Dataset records
::::::::::
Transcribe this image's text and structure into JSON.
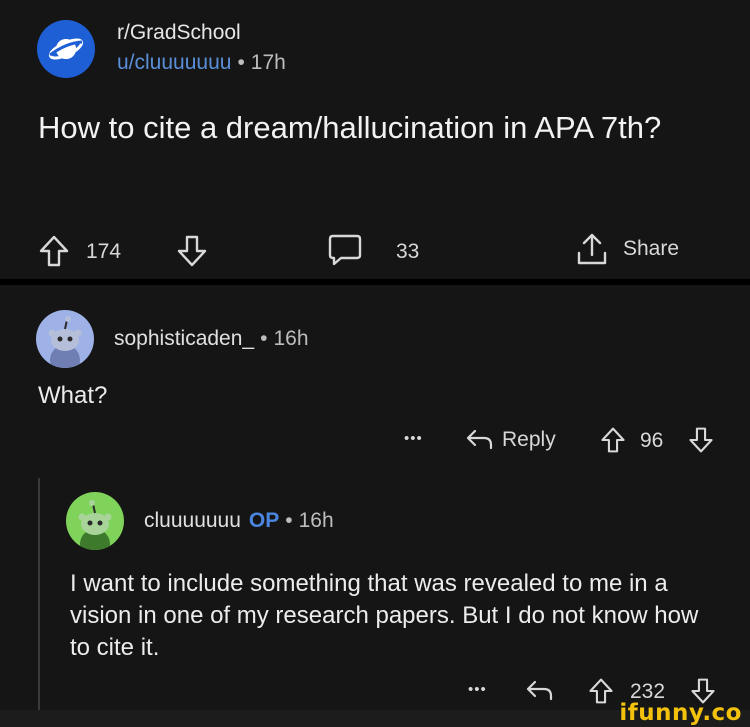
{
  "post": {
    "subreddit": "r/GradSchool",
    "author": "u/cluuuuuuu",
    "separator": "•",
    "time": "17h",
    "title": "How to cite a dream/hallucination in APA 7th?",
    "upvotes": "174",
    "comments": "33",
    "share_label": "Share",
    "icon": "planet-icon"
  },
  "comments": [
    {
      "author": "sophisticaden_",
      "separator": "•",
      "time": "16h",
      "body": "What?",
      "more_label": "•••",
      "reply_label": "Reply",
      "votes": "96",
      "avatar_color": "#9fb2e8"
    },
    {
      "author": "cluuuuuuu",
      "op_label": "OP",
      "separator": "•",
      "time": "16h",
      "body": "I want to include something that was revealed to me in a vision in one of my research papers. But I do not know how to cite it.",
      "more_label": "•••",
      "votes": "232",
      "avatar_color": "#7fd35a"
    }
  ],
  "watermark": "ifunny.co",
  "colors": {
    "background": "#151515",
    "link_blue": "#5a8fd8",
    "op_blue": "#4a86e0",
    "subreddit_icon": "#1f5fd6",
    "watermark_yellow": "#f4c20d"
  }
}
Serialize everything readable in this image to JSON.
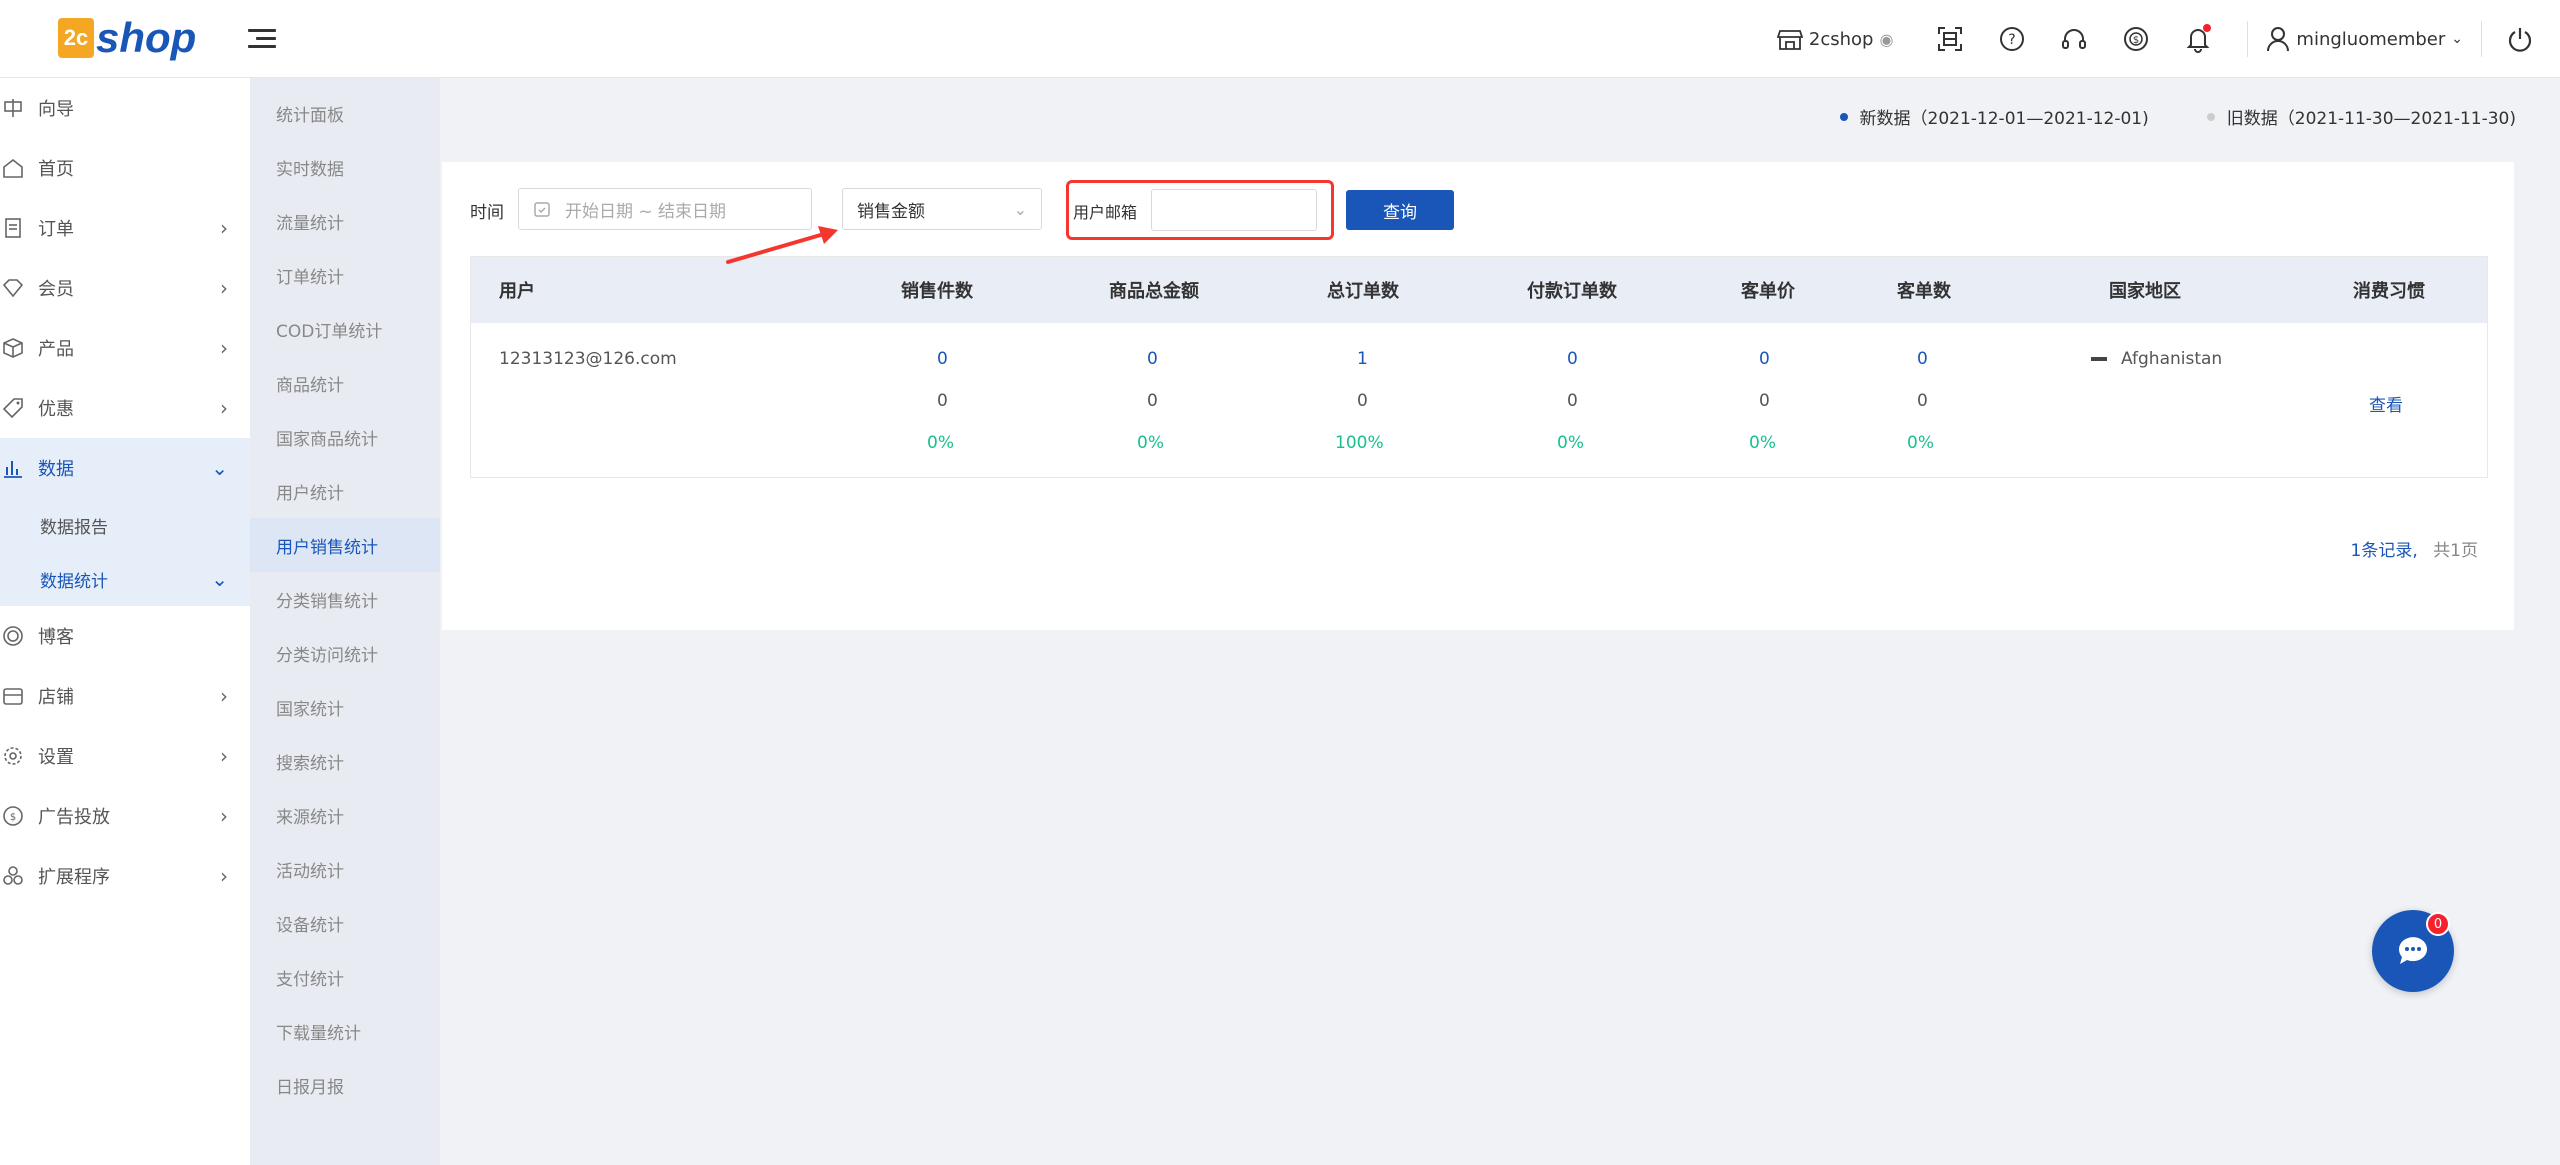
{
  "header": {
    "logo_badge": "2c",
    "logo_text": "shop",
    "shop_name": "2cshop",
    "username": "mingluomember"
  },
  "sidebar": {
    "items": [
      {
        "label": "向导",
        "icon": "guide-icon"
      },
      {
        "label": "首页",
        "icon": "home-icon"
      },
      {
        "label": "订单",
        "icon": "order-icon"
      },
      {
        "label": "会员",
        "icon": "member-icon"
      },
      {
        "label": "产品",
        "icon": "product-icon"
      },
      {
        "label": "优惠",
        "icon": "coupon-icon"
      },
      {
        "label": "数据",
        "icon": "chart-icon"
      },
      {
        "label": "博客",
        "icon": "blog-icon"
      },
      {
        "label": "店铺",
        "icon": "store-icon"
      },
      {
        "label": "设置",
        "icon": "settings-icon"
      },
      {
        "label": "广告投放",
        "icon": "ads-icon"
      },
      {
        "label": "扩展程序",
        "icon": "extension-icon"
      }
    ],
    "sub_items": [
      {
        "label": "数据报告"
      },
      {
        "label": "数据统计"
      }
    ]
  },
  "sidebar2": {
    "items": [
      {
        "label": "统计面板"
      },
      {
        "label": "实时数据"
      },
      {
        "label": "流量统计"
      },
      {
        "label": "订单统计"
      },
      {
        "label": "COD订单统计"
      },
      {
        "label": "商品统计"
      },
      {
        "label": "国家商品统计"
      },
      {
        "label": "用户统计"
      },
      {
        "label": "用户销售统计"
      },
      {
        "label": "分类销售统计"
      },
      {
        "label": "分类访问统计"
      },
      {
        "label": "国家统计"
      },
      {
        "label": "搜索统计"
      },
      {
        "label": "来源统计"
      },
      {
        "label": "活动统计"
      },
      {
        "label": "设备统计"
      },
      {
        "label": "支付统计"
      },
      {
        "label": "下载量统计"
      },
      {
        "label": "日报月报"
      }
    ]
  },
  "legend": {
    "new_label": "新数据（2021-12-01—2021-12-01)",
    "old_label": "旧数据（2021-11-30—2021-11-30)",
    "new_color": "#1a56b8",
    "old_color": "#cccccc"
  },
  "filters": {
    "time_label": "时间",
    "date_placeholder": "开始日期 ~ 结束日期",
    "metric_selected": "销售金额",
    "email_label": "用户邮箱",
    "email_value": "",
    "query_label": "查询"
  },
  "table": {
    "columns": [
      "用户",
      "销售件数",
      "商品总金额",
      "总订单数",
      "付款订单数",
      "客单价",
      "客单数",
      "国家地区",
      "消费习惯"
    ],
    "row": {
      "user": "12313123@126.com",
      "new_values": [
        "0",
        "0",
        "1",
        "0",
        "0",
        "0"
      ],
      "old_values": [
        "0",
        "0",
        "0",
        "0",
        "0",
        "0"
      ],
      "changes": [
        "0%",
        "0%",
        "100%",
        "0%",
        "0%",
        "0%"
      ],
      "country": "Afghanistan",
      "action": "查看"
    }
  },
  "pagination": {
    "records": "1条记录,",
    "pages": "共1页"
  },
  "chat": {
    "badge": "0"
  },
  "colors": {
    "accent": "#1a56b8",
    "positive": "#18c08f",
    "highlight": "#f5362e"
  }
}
::::::::::
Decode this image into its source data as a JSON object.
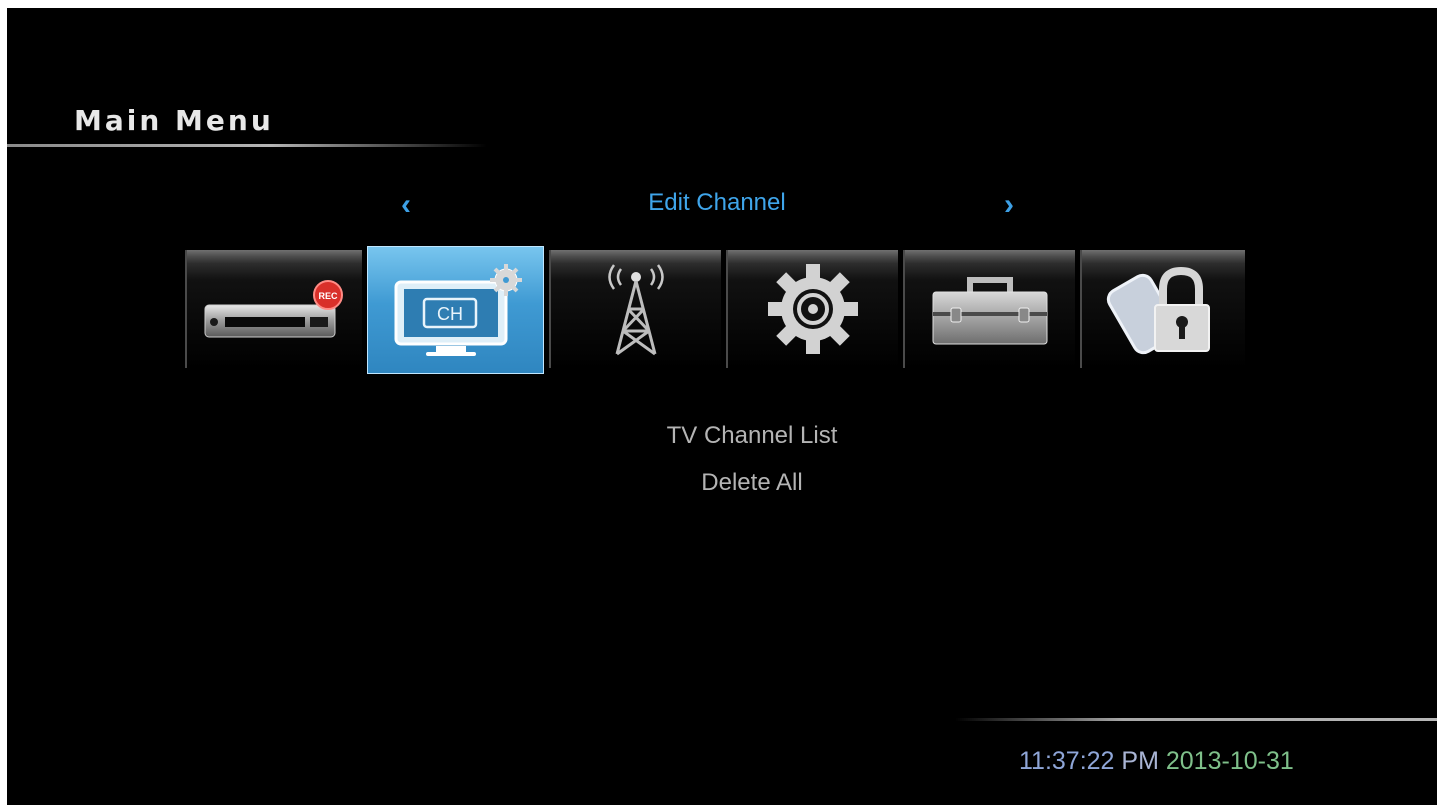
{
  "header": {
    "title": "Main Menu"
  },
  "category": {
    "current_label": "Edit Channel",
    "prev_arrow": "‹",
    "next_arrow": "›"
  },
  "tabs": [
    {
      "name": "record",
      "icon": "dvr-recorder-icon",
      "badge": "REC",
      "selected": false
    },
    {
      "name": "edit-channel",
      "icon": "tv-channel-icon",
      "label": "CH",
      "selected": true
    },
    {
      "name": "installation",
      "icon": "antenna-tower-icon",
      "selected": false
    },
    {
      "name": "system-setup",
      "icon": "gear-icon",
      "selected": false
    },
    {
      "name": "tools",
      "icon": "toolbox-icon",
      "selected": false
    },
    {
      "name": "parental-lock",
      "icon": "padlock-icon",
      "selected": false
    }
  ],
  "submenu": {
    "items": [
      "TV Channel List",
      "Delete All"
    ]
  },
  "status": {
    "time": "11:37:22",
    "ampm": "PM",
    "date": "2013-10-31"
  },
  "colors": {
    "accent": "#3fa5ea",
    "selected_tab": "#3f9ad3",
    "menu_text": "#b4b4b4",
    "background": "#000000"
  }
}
::::::::::
- THE REQUEST -
Check each line of the entries for the string "into". Copy the lines that have it.

- OUTPUT BELOW -
Transcribe this image's text and structure into JSON.
Decode this image into its source data as a JSON object.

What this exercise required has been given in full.